MATERIAL PROVIDED:
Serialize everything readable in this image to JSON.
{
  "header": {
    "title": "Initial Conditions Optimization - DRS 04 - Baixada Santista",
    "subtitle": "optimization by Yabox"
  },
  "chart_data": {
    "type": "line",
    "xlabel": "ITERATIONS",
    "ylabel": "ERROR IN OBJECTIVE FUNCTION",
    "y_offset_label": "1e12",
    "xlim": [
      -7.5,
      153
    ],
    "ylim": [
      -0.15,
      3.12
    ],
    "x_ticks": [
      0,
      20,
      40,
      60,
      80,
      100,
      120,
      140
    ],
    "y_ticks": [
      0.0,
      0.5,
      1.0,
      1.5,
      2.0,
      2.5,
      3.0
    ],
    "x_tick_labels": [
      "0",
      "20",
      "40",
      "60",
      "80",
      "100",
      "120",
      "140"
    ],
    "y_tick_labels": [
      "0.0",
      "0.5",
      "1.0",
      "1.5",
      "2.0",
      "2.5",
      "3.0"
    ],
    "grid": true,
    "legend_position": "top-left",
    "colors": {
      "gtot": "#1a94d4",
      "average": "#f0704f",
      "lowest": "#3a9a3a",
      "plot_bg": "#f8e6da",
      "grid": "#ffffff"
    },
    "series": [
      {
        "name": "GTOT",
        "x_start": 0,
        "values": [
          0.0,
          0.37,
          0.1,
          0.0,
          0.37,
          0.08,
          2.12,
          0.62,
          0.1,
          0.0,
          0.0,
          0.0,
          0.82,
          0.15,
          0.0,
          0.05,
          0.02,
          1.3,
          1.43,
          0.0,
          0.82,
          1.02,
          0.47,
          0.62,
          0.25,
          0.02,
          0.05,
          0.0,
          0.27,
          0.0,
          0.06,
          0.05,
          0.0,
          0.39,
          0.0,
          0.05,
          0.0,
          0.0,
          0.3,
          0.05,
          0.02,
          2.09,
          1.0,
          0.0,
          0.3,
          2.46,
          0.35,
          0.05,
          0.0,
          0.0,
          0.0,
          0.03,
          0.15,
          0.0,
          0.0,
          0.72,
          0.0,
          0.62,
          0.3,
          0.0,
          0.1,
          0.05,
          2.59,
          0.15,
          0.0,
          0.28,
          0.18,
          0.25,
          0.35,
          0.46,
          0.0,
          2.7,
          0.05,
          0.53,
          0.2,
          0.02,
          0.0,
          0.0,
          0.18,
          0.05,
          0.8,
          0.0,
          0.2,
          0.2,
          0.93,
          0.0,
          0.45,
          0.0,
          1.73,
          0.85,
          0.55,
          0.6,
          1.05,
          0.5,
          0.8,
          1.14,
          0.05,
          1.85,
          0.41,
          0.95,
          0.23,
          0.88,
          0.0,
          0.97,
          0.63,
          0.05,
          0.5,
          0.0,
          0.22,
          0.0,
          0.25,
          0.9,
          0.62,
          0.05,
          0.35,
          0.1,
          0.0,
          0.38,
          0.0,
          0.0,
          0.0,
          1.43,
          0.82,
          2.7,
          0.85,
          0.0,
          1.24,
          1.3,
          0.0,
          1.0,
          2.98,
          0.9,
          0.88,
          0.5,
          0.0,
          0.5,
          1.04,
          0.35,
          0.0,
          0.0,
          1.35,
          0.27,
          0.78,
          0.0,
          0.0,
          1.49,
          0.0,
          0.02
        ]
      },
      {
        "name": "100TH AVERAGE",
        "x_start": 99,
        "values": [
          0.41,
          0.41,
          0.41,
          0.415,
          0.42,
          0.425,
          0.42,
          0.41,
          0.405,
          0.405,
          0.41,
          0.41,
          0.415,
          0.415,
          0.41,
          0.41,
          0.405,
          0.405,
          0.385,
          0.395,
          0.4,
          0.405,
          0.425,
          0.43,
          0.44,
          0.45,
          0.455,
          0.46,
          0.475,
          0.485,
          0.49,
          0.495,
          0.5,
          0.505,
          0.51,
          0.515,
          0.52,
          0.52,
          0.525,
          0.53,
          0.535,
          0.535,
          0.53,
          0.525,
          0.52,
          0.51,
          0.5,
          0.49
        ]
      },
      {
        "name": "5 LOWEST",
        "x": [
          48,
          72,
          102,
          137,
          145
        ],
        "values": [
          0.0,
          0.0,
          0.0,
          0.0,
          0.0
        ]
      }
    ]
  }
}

...

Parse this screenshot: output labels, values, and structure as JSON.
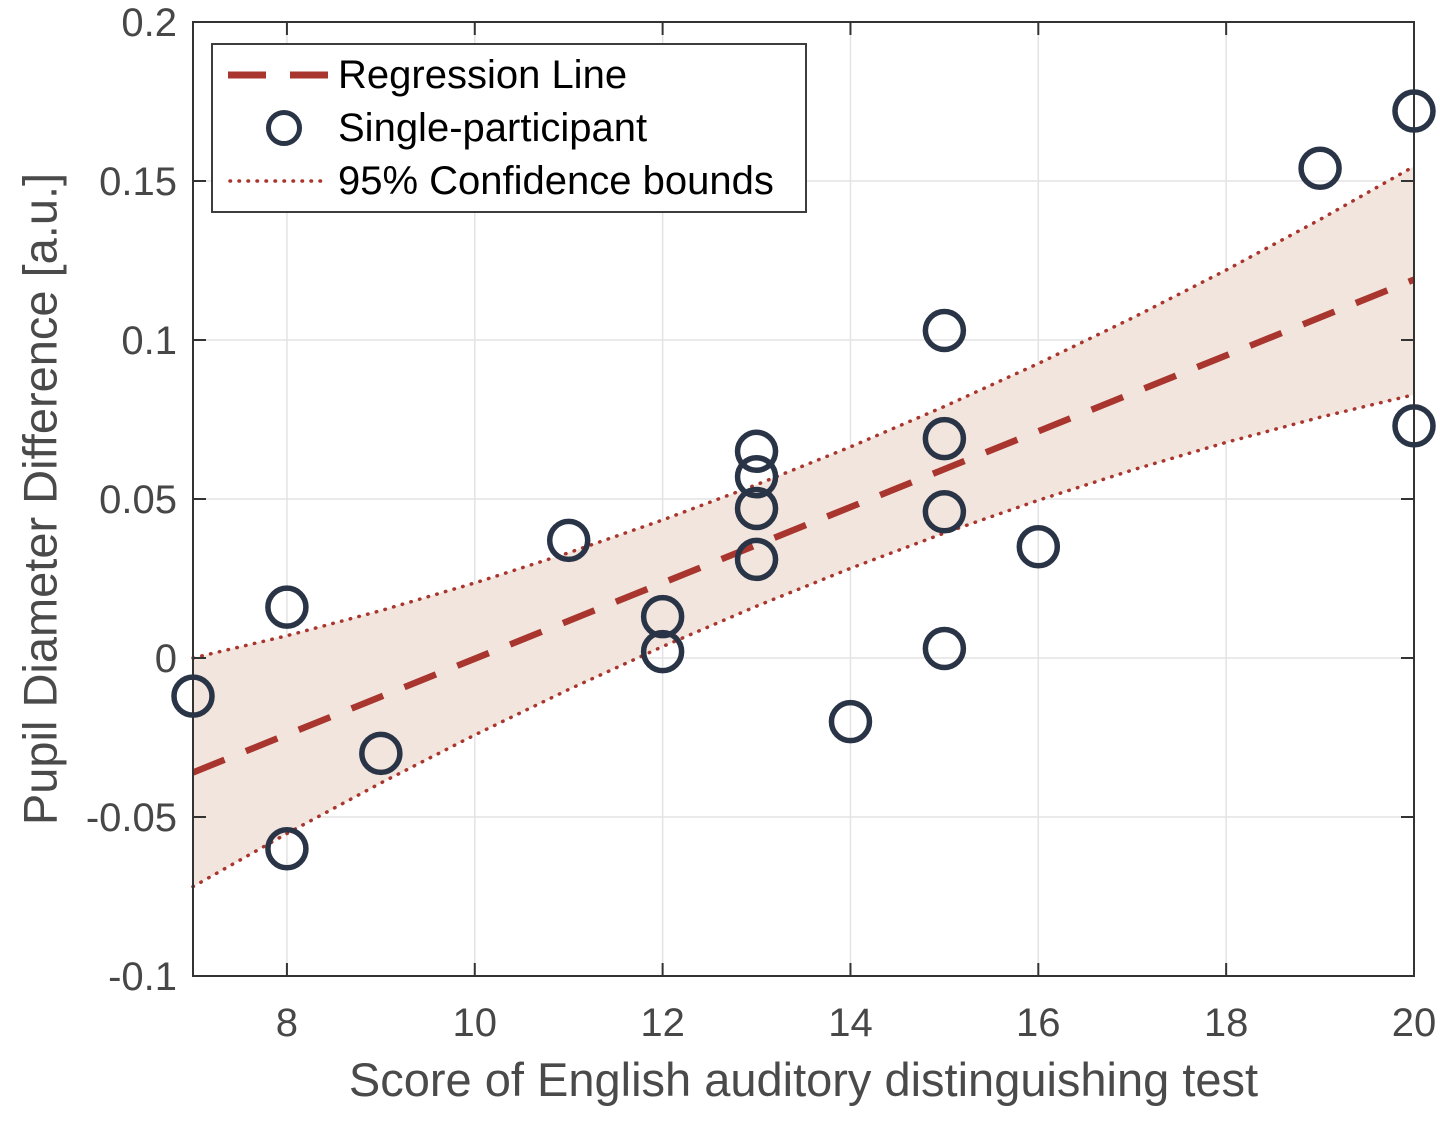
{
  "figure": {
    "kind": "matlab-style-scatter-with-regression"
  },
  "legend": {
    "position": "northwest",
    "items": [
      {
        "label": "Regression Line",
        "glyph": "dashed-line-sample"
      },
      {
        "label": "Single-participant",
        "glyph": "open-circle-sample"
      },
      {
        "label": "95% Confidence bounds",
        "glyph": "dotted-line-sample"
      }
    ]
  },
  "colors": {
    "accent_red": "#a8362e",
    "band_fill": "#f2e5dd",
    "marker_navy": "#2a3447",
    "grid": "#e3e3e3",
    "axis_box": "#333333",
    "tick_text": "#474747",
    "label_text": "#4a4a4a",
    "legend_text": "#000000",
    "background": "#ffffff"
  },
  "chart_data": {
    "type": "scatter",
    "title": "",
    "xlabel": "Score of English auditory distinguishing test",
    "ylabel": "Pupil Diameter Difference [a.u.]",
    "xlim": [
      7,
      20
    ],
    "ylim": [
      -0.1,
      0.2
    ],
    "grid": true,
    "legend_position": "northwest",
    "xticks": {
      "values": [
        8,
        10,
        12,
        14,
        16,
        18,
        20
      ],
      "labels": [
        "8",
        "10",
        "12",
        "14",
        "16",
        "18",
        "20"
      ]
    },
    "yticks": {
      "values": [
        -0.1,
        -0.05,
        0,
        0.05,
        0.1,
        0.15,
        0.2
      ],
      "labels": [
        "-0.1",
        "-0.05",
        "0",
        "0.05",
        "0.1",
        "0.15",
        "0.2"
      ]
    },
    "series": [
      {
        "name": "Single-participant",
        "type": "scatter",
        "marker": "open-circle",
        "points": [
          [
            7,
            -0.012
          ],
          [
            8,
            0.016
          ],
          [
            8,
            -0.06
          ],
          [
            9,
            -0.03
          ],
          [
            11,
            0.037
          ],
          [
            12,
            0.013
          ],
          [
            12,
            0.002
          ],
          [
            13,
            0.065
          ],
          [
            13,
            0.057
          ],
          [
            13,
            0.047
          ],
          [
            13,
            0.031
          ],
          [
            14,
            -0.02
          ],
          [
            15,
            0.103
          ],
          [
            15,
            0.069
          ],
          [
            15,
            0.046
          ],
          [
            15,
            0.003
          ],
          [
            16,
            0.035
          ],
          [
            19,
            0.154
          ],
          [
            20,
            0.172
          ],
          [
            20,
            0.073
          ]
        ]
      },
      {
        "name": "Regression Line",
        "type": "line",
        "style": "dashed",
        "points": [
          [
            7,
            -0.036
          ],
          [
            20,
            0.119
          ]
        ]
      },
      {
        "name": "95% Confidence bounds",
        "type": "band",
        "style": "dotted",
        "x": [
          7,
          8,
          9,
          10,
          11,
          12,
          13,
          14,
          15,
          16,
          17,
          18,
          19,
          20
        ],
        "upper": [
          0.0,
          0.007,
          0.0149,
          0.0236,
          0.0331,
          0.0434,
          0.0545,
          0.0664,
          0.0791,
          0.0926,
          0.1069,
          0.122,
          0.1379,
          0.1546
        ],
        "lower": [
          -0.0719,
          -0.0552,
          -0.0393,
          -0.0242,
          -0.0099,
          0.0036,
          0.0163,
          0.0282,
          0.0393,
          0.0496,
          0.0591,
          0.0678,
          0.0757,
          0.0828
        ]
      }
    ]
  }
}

* * *

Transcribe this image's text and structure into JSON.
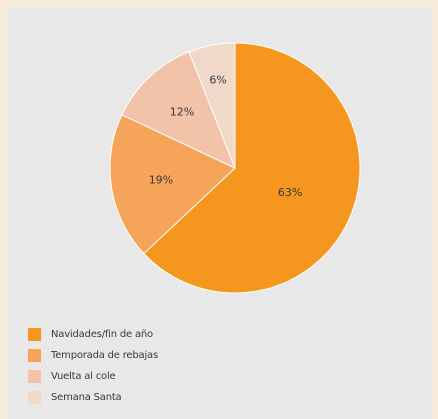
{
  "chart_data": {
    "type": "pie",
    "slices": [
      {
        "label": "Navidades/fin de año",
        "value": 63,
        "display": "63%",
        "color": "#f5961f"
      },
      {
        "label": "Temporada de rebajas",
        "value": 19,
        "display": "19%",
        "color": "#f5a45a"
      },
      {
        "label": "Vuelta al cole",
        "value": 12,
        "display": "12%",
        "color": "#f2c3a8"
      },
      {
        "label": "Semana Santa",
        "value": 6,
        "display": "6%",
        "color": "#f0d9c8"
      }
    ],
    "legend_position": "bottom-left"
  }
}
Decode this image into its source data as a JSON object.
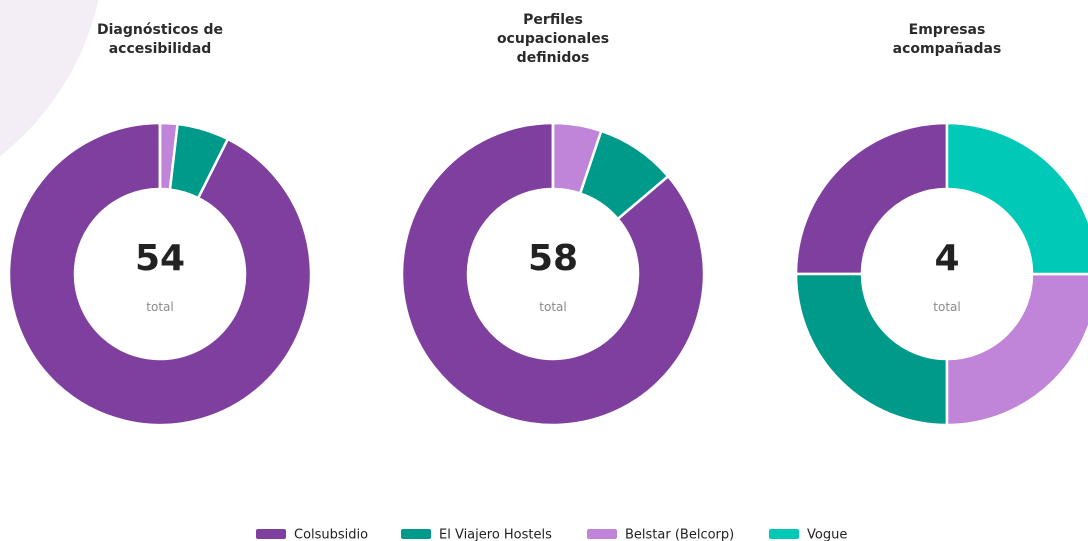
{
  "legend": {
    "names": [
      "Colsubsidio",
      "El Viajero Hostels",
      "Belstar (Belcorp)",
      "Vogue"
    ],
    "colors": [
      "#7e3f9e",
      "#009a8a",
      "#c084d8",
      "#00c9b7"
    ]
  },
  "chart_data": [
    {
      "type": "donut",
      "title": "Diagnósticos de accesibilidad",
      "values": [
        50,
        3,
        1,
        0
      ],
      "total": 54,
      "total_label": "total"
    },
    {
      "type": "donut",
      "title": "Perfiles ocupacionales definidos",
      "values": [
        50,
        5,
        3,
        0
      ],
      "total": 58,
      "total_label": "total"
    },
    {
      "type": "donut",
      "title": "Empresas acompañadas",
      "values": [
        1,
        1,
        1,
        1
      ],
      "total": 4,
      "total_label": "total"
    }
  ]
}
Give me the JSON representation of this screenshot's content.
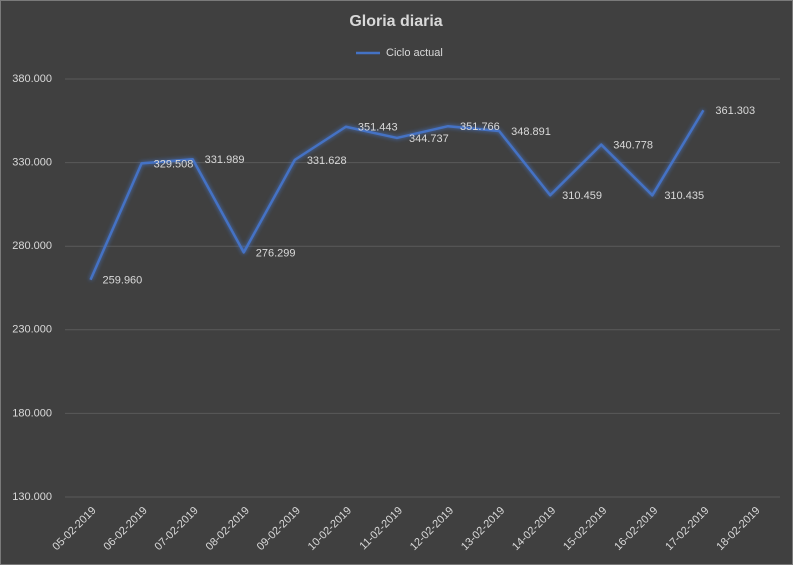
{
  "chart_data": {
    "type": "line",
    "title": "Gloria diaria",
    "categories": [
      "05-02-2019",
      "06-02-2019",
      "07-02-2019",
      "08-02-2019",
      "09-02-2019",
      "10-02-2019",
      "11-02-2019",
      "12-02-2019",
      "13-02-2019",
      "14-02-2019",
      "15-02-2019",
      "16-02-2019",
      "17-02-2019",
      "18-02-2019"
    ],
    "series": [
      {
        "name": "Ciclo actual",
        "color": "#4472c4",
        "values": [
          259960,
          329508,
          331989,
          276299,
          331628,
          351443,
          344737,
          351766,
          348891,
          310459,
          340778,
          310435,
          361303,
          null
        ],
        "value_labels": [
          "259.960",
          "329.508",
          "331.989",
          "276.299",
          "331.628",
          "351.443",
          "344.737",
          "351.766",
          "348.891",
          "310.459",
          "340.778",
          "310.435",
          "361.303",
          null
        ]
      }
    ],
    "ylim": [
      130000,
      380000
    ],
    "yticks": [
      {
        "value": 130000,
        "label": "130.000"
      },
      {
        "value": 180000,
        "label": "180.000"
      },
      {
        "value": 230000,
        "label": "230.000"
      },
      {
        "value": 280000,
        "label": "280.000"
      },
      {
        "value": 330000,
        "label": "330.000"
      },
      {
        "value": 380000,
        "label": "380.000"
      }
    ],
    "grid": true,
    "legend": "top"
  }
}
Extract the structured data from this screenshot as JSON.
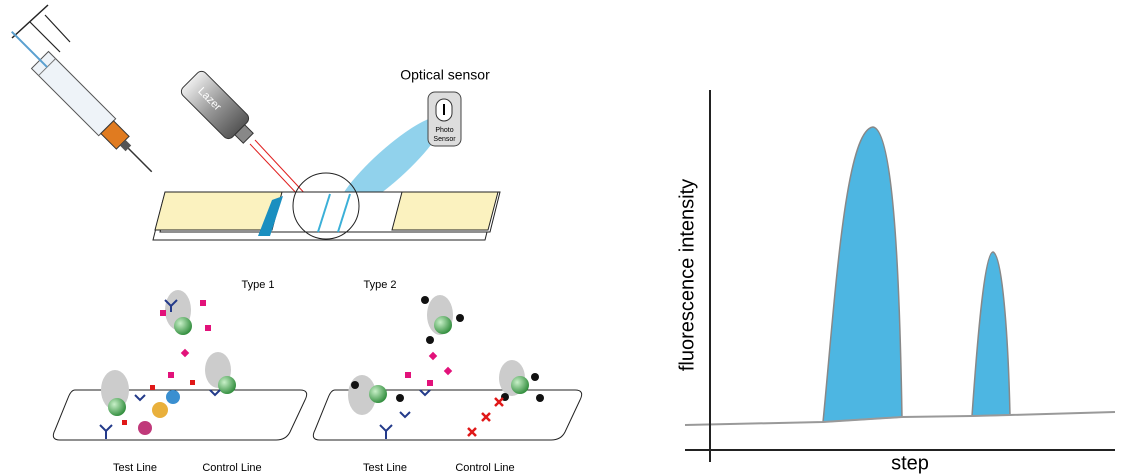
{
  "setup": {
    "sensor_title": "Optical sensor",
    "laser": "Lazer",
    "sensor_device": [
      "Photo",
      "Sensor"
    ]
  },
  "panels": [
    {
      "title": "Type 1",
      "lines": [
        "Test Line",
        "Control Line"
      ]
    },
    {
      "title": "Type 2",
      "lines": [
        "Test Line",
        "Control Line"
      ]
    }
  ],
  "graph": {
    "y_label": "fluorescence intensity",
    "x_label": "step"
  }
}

WHAT YOU HAVE TO DO:
Find the lines above that contain the word "xlabel" and collect them.

OUTPUT OF THE TASK:
    "xlabel": "ITERATIONS",
    "xlabel": "Score of English auditory distinguishing test",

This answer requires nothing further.